- Your goal: Go through the listing and copy each line with the string "Wilhelm".

(Collected data entries)
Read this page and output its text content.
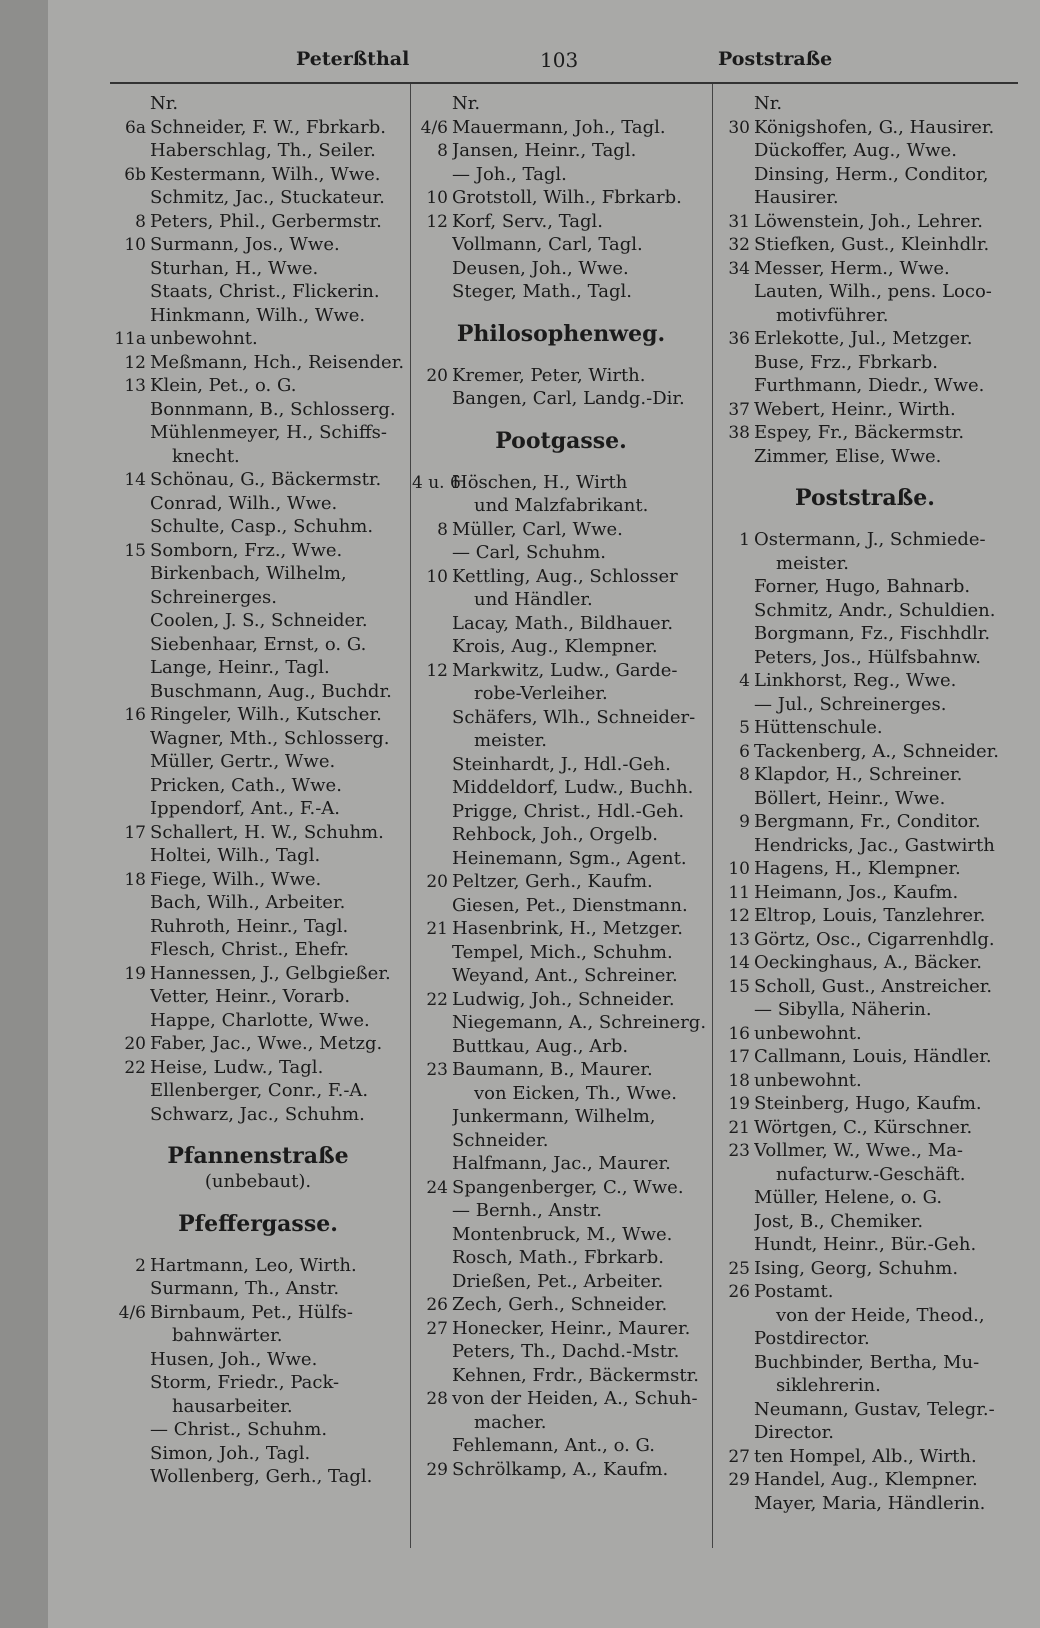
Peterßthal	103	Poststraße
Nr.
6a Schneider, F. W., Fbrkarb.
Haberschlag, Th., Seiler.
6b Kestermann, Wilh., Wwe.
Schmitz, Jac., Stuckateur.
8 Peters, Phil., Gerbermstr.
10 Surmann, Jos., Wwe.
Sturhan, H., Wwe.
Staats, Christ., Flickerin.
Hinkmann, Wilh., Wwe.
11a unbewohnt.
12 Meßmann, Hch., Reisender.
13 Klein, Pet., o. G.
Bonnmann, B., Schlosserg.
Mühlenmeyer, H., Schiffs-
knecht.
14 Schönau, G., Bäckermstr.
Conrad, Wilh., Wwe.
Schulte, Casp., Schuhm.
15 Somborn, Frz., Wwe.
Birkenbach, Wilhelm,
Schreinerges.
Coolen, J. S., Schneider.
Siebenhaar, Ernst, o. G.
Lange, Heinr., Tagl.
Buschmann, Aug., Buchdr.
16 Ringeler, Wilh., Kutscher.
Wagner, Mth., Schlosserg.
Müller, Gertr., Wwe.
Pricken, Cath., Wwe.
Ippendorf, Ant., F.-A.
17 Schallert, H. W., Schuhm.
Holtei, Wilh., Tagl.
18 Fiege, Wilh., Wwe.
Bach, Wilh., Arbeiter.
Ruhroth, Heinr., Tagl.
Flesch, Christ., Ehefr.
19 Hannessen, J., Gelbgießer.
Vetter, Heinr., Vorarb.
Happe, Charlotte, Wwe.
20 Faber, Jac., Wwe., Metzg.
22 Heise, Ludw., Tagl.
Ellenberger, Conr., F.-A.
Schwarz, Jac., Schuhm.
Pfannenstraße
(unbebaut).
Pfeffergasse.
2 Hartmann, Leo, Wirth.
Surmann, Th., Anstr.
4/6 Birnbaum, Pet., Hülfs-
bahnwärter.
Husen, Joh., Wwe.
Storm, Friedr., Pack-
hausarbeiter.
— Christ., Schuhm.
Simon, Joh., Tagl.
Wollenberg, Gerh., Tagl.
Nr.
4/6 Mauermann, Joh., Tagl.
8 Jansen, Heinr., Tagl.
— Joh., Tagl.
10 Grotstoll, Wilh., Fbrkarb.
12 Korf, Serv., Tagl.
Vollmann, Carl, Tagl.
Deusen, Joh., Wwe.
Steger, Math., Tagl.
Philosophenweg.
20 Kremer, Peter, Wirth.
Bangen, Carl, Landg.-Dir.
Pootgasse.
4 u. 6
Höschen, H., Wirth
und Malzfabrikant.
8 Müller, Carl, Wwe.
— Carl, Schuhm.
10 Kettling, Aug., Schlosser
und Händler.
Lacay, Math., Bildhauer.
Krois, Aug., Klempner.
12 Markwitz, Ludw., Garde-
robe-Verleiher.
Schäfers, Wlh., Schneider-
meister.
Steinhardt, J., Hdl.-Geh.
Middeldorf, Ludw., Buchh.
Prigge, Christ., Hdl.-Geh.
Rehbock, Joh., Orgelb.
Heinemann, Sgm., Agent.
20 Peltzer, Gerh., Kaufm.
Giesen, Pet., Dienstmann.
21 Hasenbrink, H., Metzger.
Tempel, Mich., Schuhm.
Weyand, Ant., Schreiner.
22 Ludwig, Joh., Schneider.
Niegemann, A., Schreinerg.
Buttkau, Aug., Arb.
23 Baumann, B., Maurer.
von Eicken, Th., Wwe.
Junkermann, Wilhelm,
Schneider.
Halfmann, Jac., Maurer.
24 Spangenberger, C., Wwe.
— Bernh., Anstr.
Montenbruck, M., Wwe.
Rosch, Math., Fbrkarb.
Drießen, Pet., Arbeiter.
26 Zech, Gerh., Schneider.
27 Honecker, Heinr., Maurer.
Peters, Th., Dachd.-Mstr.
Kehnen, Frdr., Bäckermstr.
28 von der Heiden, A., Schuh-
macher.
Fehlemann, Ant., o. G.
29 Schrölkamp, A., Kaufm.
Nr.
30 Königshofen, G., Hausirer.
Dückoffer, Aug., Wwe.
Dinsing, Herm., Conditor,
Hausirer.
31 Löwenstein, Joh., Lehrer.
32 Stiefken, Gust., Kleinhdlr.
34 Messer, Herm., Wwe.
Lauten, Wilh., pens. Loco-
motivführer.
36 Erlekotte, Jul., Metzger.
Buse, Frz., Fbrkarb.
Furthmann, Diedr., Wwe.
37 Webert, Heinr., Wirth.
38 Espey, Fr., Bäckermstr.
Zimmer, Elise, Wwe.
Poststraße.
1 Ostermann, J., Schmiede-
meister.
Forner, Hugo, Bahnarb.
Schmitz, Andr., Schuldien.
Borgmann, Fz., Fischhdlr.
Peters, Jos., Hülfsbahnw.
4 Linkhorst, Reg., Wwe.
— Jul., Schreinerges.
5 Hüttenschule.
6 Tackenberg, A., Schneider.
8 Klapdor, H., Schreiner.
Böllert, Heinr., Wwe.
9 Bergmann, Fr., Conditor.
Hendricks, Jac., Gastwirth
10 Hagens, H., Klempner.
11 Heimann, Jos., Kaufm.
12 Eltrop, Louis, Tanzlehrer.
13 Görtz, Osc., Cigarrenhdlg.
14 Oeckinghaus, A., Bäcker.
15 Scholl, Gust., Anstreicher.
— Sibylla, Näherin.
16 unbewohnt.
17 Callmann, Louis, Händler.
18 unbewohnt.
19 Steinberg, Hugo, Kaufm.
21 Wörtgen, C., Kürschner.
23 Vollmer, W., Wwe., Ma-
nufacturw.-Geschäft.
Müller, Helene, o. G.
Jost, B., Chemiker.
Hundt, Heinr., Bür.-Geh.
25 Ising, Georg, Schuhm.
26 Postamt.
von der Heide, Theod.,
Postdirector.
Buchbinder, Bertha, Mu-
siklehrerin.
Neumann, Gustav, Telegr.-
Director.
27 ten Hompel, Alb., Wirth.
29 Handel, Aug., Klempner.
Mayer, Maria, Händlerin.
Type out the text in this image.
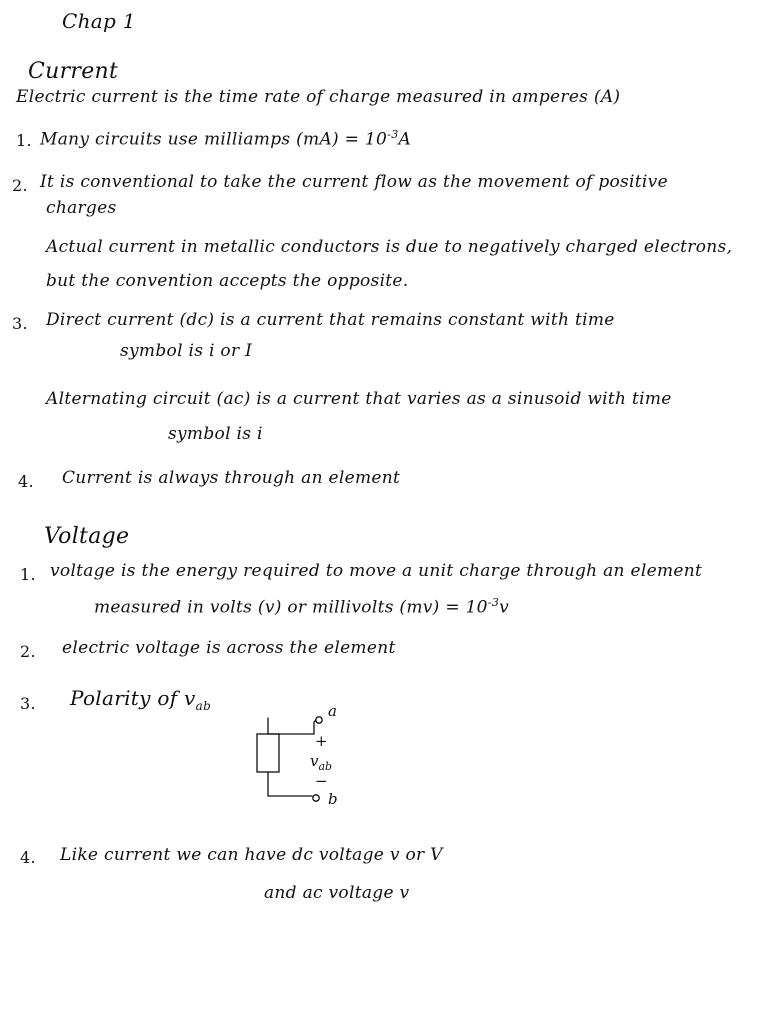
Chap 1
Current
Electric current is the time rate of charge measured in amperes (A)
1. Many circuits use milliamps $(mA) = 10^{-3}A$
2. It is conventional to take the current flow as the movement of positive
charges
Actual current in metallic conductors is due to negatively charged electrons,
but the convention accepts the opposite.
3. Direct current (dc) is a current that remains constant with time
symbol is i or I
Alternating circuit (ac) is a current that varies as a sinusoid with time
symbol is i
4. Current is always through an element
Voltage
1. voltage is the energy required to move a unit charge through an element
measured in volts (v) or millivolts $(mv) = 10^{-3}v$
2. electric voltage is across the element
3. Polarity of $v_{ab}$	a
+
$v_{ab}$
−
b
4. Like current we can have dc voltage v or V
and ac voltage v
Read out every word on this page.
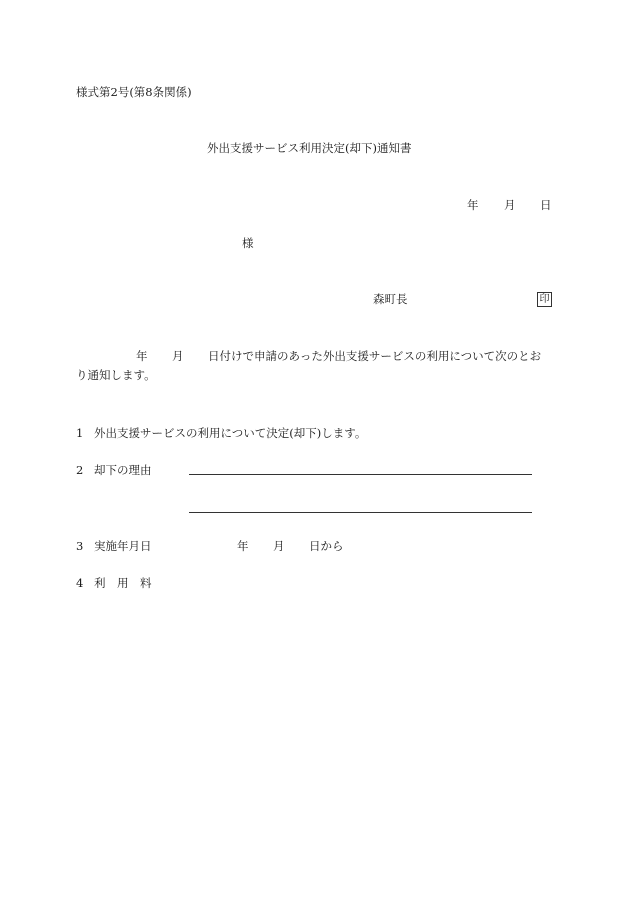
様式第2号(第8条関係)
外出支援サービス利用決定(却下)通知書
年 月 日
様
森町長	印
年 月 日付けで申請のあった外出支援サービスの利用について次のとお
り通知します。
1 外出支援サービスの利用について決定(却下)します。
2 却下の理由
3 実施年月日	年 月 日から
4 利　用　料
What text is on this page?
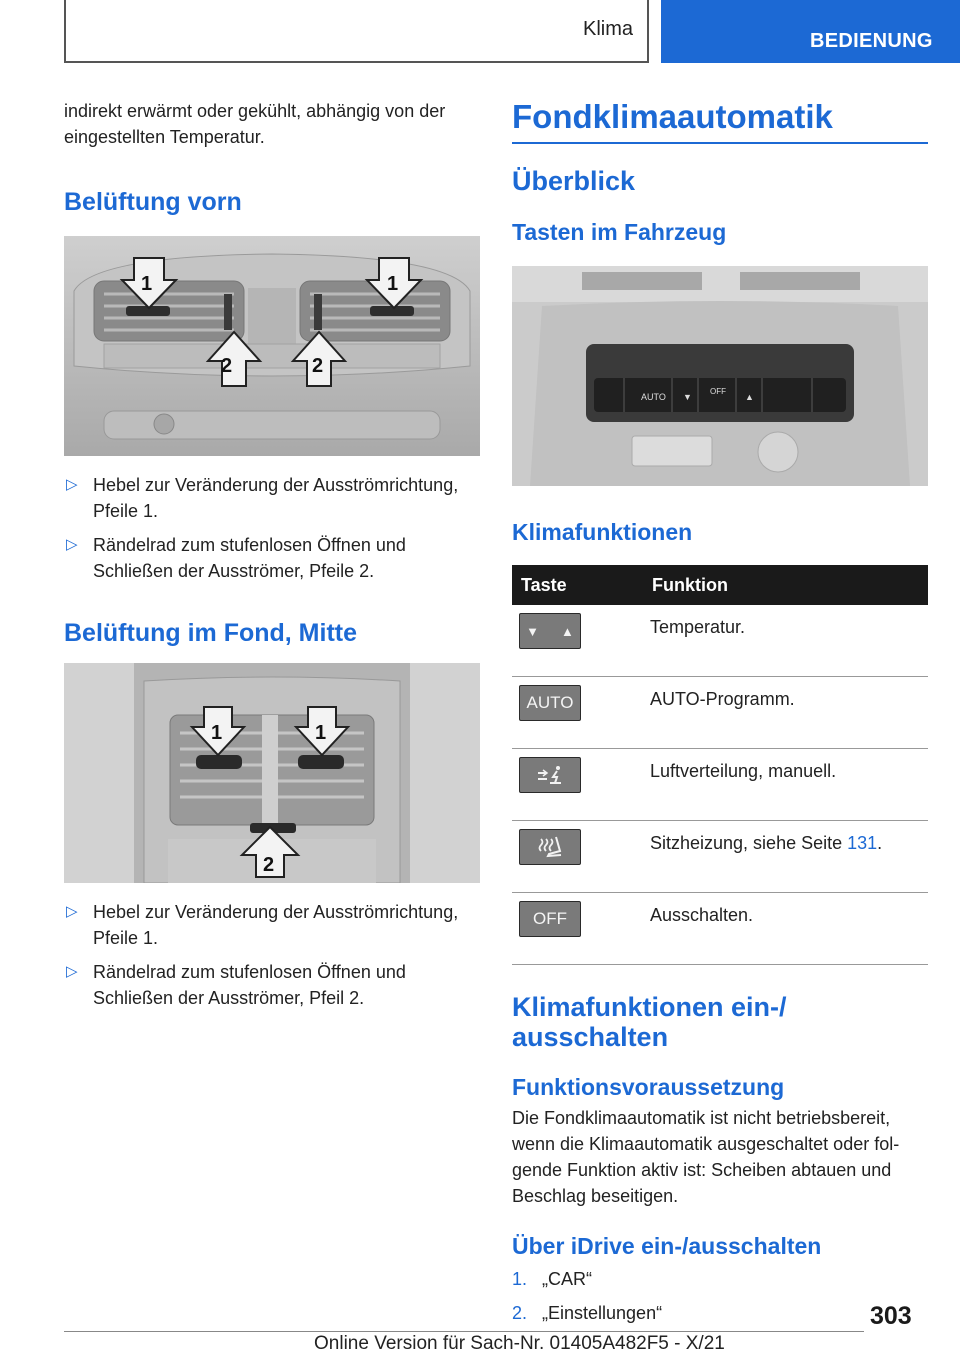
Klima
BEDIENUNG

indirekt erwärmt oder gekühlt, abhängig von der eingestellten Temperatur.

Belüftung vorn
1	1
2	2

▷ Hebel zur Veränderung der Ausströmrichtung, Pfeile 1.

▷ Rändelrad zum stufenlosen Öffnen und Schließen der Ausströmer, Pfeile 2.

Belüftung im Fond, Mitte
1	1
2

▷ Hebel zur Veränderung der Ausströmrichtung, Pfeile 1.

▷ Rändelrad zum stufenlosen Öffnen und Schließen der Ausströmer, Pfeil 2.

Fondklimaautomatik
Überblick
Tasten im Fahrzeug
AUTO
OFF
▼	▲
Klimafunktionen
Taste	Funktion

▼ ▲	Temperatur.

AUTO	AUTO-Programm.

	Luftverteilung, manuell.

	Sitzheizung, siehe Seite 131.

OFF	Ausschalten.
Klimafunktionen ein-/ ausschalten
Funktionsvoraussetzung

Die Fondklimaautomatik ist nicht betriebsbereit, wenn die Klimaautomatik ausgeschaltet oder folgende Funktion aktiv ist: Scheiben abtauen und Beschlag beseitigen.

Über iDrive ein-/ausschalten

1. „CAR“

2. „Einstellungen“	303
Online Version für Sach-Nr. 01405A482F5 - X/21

- The answer:
Birkenbach, Wilhelm,
Junkermann, Wilhelm,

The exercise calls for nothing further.